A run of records
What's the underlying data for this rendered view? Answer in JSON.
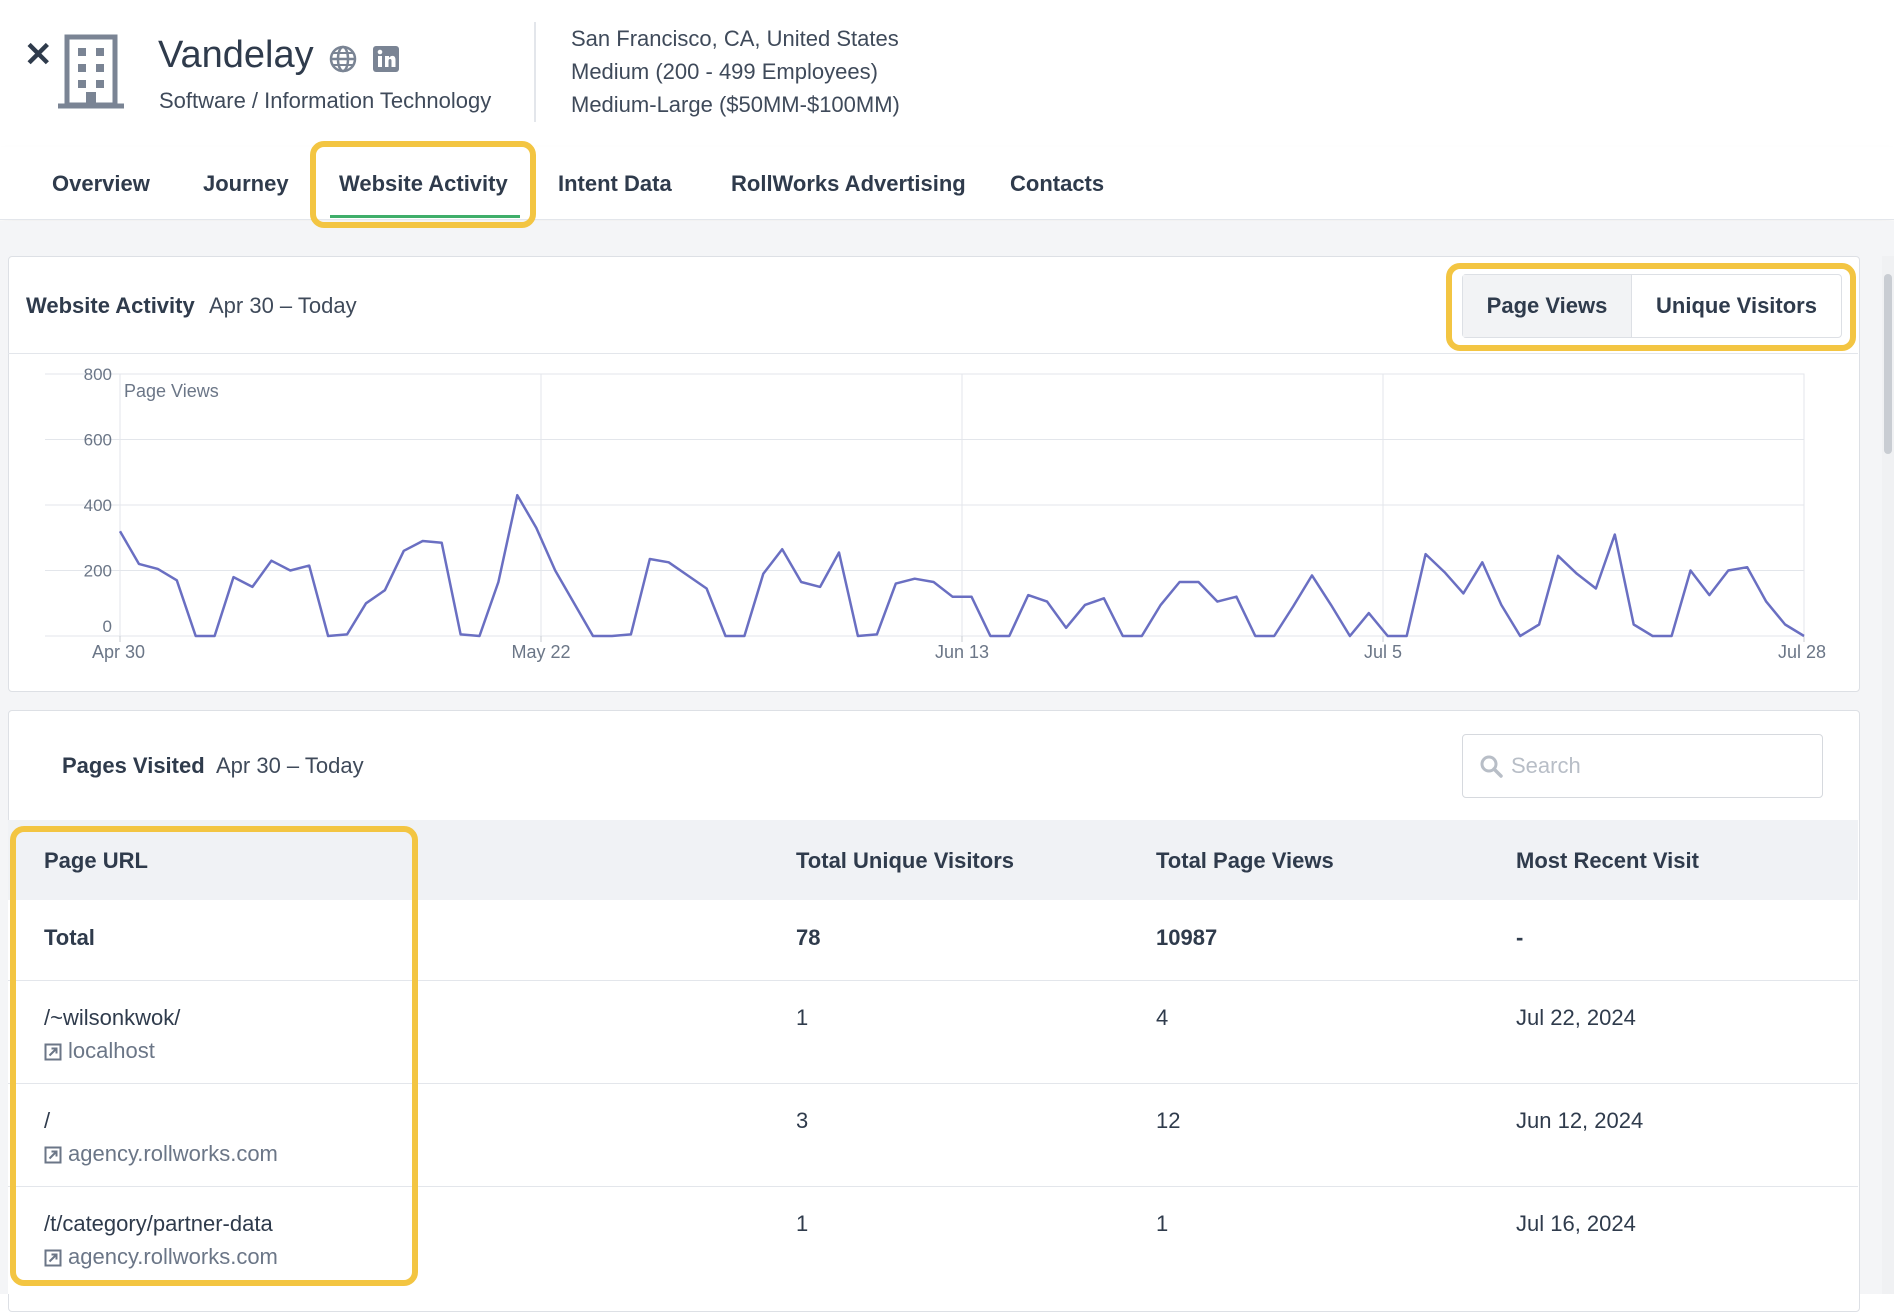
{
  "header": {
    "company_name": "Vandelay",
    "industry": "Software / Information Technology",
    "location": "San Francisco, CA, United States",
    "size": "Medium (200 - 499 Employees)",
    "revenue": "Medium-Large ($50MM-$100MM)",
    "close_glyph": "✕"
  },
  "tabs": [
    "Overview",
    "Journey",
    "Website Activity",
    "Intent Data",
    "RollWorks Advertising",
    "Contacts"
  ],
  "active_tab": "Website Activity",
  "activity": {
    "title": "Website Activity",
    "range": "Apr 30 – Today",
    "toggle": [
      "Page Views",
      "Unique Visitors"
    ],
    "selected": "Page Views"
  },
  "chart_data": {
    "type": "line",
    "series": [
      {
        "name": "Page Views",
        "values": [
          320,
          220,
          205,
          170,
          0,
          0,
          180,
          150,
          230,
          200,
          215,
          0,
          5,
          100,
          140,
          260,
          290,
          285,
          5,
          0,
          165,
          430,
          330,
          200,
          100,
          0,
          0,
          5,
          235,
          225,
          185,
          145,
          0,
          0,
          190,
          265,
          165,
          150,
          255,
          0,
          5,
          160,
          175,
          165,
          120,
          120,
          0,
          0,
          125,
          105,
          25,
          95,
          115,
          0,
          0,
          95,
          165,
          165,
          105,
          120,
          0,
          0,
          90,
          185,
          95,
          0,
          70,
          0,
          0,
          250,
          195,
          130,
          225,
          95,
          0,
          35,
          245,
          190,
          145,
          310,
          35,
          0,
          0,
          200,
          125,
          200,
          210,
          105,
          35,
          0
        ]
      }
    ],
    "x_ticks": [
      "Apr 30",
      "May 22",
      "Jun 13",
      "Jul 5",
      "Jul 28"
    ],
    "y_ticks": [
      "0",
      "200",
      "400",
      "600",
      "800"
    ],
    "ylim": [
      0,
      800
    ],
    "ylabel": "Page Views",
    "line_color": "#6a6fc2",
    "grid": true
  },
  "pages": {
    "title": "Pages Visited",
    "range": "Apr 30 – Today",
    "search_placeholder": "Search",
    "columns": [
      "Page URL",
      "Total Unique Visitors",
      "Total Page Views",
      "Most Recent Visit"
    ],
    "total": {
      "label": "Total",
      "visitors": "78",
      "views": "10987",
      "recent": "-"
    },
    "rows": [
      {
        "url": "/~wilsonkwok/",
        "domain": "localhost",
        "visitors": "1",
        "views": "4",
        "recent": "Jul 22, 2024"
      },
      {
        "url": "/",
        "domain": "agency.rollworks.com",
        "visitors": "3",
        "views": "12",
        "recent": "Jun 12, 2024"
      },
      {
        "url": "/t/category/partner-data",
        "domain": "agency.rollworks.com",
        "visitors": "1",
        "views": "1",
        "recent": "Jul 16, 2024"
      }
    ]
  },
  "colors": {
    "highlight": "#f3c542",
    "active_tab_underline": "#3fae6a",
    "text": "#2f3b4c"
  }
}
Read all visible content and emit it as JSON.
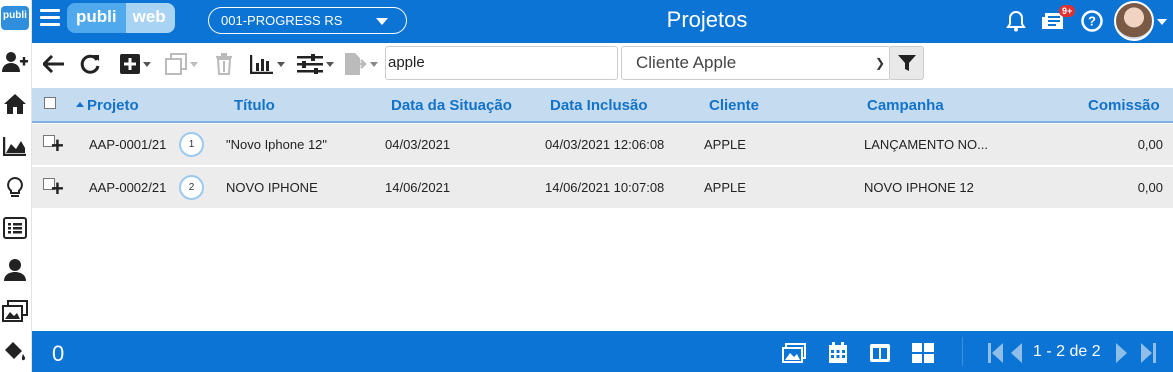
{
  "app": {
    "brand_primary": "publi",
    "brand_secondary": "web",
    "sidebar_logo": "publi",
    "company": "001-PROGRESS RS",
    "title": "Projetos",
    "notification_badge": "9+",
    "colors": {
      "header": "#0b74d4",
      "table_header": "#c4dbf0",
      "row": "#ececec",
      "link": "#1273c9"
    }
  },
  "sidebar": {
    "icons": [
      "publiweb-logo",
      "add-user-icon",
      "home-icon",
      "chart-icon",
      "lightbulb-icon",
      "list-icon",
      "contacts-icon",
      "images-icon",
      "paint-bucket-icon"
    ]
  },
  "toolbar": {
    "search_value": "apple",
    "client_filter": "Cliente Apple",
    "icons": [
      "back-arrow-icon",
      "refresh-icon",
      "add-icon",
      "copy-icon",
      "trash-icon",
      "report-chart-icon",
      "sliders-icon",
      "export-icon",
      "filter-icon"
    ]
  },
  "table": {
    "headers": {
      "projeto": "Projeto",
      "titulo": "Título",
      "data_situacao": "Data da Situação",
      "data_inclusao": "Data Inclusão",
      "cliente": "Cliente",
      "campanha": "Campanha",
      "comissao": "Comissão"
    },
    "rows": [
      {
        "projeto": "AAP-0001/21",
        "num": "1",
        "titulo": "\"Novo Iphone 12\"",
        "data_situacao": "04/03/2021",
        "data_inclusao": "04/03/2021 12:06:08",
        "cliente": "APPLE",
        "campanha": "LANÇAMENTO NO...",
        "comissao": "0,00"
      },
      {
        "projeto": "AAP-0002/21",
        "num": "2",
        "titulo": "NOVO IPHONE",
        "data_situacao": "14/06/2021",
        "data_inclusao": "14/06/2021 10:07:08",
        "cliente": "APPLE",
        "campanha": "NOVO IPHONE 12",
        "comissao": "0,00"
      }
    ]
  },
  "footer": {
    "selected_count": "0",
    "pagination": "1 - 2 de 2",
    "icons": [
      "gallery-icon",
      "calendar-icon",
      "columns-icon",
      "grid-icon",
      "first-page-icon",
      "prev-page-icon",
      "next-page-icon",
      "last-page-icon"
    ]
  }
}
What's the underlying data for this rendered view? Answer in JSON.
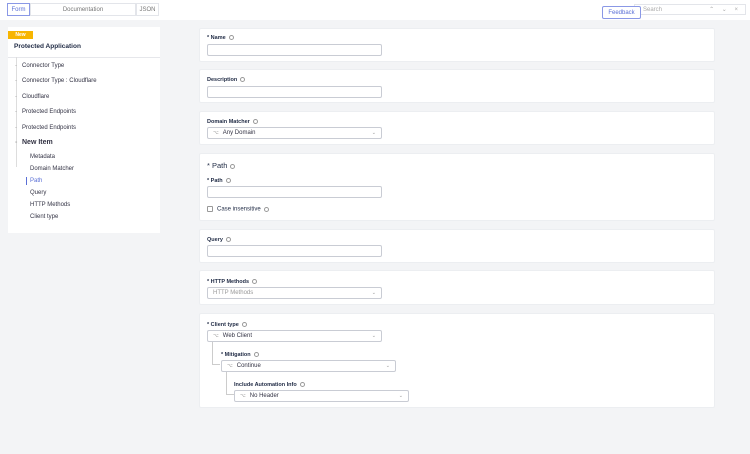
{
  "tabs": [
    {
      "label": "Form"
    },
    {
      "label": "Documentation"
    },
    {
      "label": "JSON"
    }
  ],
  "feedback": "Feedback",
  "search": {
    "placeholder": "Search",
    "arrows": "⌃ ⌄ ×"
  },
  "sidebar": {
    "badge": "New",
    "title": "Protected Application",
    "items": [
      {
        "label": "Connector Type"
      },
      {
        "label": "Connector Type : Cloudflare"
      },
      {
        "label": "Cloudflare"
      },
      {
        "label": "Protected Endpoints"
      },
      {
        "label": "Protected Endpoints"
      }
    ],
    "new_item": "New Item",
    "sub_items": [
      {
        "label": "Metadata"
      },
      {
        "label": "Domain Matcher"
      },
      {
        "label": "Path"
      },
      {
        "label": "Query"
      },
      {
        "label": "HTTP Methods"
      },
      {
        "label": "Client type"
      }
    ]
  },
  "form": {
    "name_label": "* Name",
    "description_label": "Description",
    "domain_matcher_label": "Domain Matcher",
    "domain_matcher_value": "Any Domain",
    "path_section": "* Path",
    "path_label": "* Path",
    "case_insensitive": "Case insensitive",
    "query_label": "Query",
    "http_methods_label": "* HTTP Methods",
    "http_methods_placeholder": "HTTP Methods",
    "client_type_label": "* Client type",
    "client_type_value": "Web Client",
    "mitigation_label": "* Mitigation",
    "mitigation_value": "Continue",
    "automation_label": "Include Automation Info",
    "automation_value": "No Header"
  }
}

• Work to do: Set down the material exactly, every line of it, except for the pictures.

• The solution:
What's the underlying data for this rendered view? Answer in JSON.
{
  "header": {
    "company_name": "Vandelay",
    "industry": "Software / Information Technology",
    "location": "San Francisco, CA, United States",
    "size": "Medium (200 - 499 Employees)",
    "revenue": "Medium-Large ($50MM-$100MM)",
    "close_glyph": "✕"
  },
  "tabs": [
    "Overview",
    "Journey",
    "Website Activity",
    "Intent Data",
    "RollWorks Advertising",
    "Contacts"
  ],
  "active_tab": "Website Activity",
  "activity": {
    "title": "Website Activity",
    "range": "Apr 30 – Today",
    "toggle": [
      "Page Views",
      "Unique Visitors"
    ],
    "selected": "Page Views"
  },
  "chart_data": {
    "type": "line",
    "series": [
      {
        "name": "Page Views",
        "values": [
          320,
          220,
          205,
          170,
          0,
          0,
          180,
          150,
          230,
          200,
          215,
          0,
          5,
          100,
          140,
          260,
          290,
          285,
          5,
          0,
          165,
          430,
          330,
          200,
          100,
          0,
          0,
          5,
          235,
          225,
          185,
          145,
          0,
          0,
          190,
          265,
          165,
          150,
          255,
          0,
          5,
          160,
          175,
          165,
          120,
          120,
          0,
          0,
          125,
          105,
          25,
          95,
          115,
          0,
          0,
          95,
          165,
          165,
          105,
          120,
          0,
          0,
          90,
          185,
          95,
          0,
          70,
          0,
          0,
          250,
          195,
          130,
          225,
          95,
          0,
          35,
          245,
          190,
          145,
          310,
          35,
          0,
          0,
          200,
          125,
          200,
          210,
          105,
          35,
          0
        ]
      }
    ],
    "x_ticks": [
      "Apr 30",
      "May 22",
      "Jun 13",
      "Jul 5",
      "Jul 28"
    ],
    "y_ticks": [
      "0",
      "200",
      "400",
      "600",
      "800"
    ],
    "ylim": [
      0,
      800
    ],
    "ylabel": "Page Views",
    "line_color": "#6a6fc2",
    "grid": true
  },
  "pages": {
    "title": "Pages Visited",
    "range": "Apr 30 – Today",
    "search_placeholder": "Search",
    "columns": [
      "Page URL",
      "Total Unique Visitors",
      "Total Page Views",
      "Most Recent Visit"
    ],
    "total": {
      "label": "Total",
      "visitors": "78",
      "views": "10987",
      "recent": "-"
    },
    "rows": [
      {
        "url": "/~wilsonkwok/",
        "domain": "localhost",
        "visitors": "1",
        "views": "4",
        "recent": "Jul 22, 2024"
      },
      {
        "url": "/",
        "domain": "agency.rollworks.com",
        "visitors": "3",
        "views": "12",
        "recent": "Jun 12, 2024"
      },
      {
        "url": "/t/category/partner-data",
        "domain": "agency.rollworks.com",
        "visitors": "1",
        "views": "1",
        "recent": "Jul 16, 2024"
      }
    ]
  },
  "colors": {
    "highlight": "#f3c542",
    "active_tab_underline": "#3fae6a",
    "text": "#2f3b4c"
  }
}
Read all visible content and emit it as JSON.
{
  "app": {
    "brand_primary": "publi",
    "brand_secondary": "web",
    "sidebar_logo": "publi",
    "company": "001-PROGRESS RS",
    "title": "Projetos",
    "notification_badge": "9+",
    "colors": {
      "header": "#0b74d4",
      "table_header": "#c4dbf0",
      "row": "#ececec",
      "link": "#1273c9"
    }
  },
  "sidebar": {
    "icons": [
      "publiweb-logo",
      "add-user-icon",
      "home-icon",
      "chart-icon",
      "lightbulb-icon",
      "list-icon",
      "contacts-icon",
      "images-icon",
      "paint-bucket-icon"
    ]
  },
  "toolbar": {
    "search_value": "apple",
    "client_filter": "Cliente Apple",
    "icons": [
      "back-arrow-icon",
      "refresh-icon",
      "add-icon",
      "copy-icon",
      "trash-icon",
      "report-chart-icon",
      "sliders-icon",
      "export-icon",
      "filter-icon"
    ]
  },
  "table": {
    "headers": {
      "projeto": "Projeto",
      "titulo": "Título",
      "data_situacao": "Data da Situação",
      "data_inclusao": "Data Inclusão",
      "cliente": "Cliente",
      "campanha": "Campanha",
      "comissao": "Comissão"
    },
    "rows": [
      {
        "projeto": "AAP-0001/21",
        "num": "1",
        "titulo": "\"Novo Iphone 12\"",
        "data_situacao": "04/03/2021",
        "data_inclusao": "04/03/2021 12:06:08",
        "cliente": "APPLE",
        "campanha": "LANÇAMENTO NO...",
        "comissao": "0,00"
      },
      {
        "projeto": "AAP-0002/21",
        "num": "2",
        "titulo": "NOVO IPHONE",
        "data_situacao": "14/06/2021",
        "data_inclusao": "14/06/2021 10:07:08",
        "cliente": "APPLE",
        "campanha": "NOVO IPHONE 12",
        "comissao": "0,00"
      }
    ]
  },
  "footer": {
    "selected_count": "0",
    "pagination": "1 - 2 de 2",
    "icons": [
      "gallery-icon",
      "calendar-icon",
      "columns-icon",
      "grid-icon",
      "first-page-icon",
      "prev-page-icon",
      "next-page-icon",
      "last-page-icon"
    ]
  }
}
What's the underlying data for this rendered view? Answer in JSON.
{
  "tabs": [
    {
      "label": "Form"
    },
    {
      "label": "Documentation"
    },
    {
      "label": "JSON"
    }
  ],
  "feedback": "Feedback",
  "search": {
    "placeholder": "Search",
    "arrows": "⌃ ⌄ ×"
  },
  "sidebar": {
    "badge": "New",
    "title": "Protected Application",
    "items": [
      {
        "label": "Connector Type"
      },
      {
        "label": "Connector Type : Cloudflare"
      },
      {
        "label": "Cloudflare"
      },
      {
        "label": "Protected Endpoints"
      },
      {
        "label": "Protected Endpoints"
      }
    ],
    "new_item": "New Item",
    "sub_items": [
      {
        "label": "Metadata"
      },
      {
        "label": "Domain Matcher"
      },
      {
        "label": "Path"
      },
      {
        "label": "Query"
      },
      {
        "label": "HTTP Methods"
      },
      {
        "label": "Client type"
      }
    ]
  },
  "form": {
    "name_label": "* Name",
    "description_label": "Description",
    "domain_matcher_label": "Domain Matcher",
    "domain_matcher_value": "Any Domain",
    "path_section": "* Path",
    "path_label": "* Path",
    "case_insensitive": "Case insensitive",
    "query_label": "Query",
    "http_methods_label": "* HTTP Methods",
    "http_methods_placeholder": "HTTP Methods",
    "client_type_label": "* Client type",
    "client_type_value": "Web Client",
    "mitigation_label": "* Mitigation",
    "mitigation_value": "Continue",
    "automation_label": "Include Automation Info",
    "automation_value": "No Header"
  }
}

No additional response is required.